Work required:
Present the following data again exactly as it is shown.

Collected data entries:

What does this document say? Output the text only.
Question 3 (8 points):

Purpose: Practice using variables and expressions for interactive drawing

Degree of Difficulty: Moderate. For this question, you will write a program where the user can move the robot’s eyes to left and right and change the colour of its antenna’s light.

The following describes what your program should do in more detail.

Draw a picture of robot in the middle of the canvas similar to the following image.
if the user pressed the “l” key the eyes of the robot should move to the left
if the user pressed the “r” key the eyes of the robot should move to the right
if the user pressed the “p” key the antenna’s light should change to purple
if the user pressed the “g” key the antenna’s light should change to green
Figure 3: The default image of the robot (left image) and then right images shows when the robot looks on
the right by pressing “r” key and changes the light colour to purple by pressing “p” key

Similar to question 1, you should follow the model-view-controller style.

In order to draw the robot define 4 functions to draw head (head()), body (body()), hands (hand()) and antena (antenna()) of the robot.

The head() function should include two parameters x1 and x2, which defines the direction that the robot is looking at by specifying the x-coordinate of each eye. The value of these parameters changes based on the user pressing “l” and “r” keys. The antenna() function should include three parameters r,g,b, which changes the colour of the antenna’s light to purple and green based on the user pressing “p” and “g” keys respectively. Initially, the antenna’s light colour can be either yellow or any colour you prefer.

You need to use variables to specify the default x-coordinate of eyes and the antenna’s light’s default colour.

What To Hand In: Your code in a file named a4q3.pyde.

Problem solution:
What does this document say? Output the text only.
Question 3 (8 points):

Purpose: Practice using variables and expressions for interactive drawing

Degree of Difficulty: Moderate. For this question, you will write a program where the user can move the robot’s eyes to left and right and change the colour of its antenna’s light.

The following describes what your program should do in more detail.

Draw a picture of robot in the middle of the canvas similar to the following image.
if the user pressed the “l” key the eyes of the robot should move to the left
if the user pressed the “r” key the eyes of the robot should move to the right
if the user pressed the “p” key the antenna’s light should change to purple
if the user pressed the “g” key the antenna’s light should change to green
Figure 3: The default image of the robot (left image) and then right images shows when the robot looks on
the right by pressing “r” key and changes the light colour to purple by pressing “p” key

Similar to question 1, you should follow the model-view-controller style.

In order to draw the robot define 4 functions to draw head (head()), body (body()), hands (hand()) and antena (antenna()) of the robot.

The head() function should include two parameters x1 and x2, which defines the direction that the robot is looking at by specifying the x-coordinate of each eye. The value of these parameters changes based on the user pressing “l” and “r” keys. The antenna() function should include three parameters r,g,b, which changes the colour of the antenna’s light to purple and green based on the user pressing “p” and “g” keys respectively. Initially, the antenna’s light colour can be either yellow or any colour you prefer.

You need to use variables to specify the default x-coordinate of eyes and the antenna’s light’s default colour.

What To Hand In: Your code in a file named a4q3.pyde.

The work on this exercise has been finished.